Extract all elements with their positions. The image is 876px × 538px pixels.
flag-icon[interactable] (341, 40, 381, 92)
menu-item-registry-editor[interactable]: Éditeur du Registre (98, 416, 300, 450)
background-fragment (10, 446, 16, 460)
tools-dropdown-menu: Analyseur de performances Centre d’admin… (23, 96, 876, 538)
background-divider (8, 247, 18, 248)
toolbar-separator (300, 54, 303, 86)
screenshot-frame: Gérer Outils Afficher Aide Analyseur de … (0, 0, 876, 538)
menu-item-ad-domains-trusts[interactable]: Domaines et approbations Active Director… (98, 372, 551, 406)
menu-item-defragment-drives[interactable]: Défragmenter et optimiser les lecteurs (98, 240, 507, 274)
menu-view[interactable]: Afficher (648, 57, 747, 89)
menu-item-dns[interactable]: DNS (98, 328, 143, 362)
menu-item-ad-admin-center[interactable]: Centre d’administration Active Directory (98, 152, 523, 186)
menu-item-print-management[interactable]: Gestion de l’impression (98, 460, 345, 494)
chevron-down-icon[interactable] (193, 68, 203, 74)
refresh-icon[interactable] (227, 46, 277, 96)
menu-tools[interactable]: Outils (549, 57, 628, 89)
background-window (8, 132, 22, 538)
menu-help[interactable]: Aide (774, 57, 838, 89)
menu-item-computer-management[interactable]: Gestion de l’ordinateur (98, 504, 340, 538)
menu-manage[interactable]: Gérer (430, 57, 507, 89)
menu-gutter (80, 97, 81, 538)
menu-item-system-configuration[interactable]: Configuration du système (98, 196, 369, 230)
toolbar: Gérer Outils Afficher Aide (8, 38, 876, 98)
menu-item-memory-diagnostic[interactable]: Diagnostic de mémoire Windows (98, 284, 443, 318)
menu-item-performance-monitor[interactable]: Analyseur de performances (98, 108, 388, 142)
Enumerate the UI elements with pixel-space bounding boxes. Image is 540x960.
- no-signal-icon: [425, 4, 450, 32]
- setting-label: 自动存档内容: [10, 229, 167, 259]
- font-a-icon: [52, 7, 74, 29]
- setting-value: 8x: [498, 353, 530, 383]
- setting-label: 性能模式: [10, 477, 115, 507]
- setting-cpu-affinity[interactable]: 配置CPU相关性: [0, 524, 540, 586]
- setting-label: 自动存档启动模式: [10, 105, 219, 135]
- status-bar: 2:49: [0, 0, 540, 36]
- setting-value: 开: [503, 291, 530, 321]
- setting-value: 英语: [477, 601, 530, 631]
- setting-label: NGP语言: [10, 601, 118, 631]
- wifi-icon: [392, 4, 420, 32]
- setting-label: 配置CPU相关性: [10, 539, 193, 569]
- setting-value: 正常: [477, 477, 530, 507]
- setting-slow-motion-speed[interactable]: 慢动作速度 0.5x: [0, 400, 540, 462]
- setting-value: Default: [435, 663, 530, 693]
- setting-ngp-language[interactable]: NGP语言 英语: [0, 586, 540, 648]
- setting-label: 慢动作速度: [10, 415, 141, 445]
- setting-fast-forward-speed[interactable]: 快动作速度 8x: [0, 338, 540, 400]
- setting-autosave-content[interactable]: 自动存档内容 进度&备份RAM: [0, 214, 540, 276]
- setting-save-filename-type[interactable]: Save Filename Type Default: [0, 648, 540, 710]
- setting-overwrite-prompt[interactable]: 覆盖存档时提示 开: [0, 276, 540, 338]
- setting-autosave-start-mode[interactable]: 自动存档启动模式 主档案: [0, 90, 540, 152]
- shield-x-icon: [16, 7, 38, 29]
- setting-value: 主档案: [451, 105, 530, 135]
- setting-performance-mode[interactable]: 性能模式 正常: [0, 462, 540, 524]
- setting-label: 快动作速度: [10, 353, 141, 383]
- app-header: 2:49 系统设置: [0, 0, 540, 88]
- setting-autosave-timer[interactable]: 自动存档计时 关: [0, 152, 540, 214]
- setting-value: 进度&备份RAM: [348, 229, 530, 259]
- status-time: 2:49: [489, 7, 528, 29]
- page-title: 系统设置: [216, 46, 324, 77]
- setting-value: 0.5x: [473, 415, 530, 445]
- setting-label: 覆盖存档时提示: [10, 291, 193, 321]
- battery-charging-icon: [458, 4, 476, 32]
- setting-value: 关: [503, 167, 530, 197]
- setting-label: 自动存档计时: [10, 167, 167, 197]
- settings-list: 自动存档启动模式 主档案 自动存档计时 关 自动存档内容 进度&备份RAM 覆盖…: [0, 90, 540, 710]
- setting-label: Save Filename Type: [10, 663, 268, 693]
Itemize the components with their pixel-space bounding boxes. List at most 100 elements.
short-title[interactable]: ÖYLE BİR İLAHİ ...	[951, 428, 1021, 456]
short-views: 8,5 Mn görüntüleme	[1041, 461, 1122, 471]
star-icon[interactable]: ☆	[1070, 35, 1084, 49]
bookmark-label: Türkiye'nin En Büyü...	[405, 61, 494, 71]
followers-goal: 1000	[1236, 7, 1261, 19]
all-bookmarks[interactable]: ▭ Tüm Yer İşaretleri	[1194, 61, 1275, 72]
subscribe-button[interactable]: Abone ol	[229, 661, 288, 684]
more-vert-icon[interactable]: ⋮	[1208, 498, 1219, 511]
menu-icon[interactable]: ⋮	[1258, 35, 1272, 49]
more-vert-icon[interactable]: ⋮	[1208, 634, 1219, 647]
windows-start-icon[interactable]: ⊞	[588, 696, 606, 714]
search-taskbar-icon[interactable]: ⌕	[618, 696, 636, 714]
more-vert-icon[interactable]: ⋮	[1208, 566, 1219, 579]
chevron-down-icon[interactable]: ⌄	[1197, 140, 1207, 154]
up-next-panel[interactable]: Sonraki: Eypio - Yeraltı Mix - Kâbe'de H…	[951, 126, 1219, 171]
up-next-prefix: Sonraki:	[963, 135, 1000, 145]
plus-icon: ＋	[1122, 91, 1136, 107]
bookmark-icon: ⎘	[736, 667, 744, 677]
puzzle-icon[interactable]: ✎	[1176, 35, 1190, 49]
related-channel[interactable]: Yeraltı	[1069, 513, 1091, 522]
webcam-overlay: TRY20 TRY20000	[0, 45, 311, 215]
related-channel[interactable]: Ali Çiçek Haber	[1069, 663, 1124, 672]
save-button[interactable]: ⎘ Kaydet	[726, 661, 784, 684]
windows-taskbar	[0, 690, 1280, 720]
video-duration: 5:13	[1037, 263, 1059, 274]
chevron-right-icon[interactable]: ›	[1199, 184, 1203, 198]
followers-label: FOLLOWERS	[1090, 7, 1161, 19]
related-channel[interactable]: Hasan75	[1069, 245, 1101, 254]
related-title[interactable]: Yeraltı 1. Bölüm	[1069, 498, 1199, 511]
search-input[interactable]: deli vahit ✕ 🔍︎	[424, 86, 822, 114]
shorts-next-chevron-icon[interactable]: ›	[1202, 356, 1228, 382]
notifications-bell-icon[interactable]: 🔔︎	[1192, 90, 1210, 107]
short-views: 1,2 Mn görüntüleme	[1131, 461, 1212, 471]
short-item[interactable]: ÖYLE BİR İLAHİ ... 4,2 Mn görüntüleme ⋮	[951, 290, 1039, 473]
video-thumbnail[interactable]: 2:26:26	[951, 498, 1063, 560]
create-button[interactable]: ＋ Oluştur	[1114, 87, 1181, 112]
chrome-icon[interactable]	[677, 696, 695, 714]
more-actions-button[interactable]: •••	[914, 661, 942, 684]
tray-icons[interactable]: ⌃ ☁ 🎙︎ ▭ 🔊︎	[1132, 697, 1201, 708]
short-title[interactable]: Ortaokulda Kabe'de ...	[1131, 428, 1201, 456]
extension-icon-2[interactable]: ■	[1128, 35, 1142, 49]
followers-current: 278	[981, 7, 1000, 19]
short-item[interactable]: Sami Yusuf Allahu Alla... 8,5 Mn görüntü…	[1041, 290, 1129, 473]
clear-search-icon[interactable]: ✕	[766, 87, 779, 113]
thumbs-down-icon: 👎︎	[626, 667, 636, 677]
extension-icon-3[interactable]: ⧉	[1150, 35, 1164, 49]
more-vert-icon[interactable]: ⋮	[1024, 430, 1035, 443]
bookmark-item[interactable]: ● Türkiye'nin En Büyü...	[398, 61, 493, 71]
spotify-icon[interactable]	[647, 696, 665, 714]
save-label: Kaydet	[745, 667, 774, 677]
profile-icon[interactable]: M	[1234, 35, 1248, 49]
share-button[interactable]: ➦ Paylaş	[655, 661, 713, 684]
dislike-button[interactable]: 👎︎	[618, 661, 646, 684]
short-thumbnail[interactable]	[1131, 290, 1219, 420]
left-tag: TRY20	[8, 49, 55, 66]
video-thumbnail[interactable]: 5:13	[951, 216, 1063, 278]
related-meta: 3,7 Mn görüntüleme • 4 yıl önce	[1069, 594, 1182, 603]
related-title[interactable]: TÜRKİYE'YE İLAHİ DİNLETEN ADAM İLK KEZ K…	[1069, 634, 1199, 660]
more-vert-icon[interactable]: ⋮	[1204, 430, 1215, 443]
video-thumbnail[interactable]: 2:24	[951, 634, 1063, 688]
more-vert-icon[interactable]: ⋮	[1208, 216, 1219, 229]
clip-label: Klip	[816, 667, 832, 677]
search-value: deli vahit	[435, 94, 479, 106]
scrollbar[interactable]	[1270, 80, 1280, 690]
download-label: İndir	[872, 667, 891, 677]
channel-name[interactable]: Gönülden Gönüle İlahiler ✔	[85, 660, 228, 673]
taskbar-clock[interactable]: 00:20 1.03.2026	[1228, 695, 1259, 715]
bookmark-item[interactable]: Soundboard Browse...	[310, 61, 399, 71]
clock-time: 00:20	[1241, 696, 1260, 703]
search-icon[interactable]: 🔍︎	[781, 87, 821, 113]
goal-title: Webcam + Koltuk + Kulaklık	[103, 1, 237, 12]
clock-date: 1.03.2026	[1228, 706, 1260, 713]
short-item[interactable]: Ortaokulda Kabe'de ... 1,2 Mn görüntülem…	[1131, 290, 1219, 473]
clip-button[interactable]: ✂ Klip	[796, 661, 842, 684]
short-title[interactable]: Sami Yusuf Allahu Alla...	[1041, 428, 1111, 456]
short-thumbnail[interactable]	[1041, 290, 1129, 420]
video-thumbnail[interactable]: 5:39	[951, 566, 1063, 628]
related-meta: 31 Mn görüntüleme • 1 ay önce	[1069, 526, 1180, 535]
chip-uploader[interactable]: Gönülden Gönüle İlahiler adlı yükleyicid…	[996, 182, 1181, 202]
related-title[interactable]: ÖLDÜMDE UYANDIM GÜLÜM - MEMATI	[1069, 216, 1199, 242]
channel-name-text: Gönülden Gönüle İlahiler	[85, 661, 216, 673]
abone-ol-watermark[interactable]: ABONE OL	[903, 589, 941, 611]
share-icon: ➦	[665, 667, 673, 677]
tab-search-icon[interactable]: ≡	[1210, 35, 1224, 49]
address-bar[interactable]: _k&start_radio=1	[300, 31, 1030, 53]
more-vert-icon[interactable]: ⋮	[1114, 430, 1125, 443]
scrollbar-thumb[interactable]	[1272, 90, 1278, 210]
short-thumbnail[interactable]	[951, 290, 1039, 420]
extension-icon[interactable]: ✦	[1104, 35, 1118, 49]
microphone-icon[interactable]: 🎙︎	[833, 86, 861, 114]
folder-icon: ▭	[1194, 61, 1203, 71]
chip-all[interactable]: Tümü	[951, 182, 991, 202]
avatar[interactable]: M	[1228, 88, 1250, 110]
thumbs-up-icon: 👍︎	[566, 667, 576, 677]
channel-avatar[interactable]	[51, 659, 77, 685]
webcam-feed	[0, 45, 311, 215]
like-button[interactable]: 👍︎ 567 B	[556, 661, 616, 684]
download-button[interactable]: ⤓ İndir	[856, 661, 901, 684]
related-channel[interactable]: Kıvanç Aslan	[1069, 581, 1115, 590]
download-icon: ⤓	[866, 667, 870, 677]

□ □ □

Written exercise:
Rewrite the material from its first line through the line containing "background-fragment (10, 446, 16, 460)", with "locations" in place of "positions" and nothing else changed. Give only those lines.

Output:
Extract all elements with their locations. The image is 876px × 538px pixels.
flag-icon[interactable] (341, 40, 381, 92)
menu-item-registry-editor[interactable]: Éditeur du Registre (98, 416, 300, 450)
background-fragment (10, 446, 16, 460)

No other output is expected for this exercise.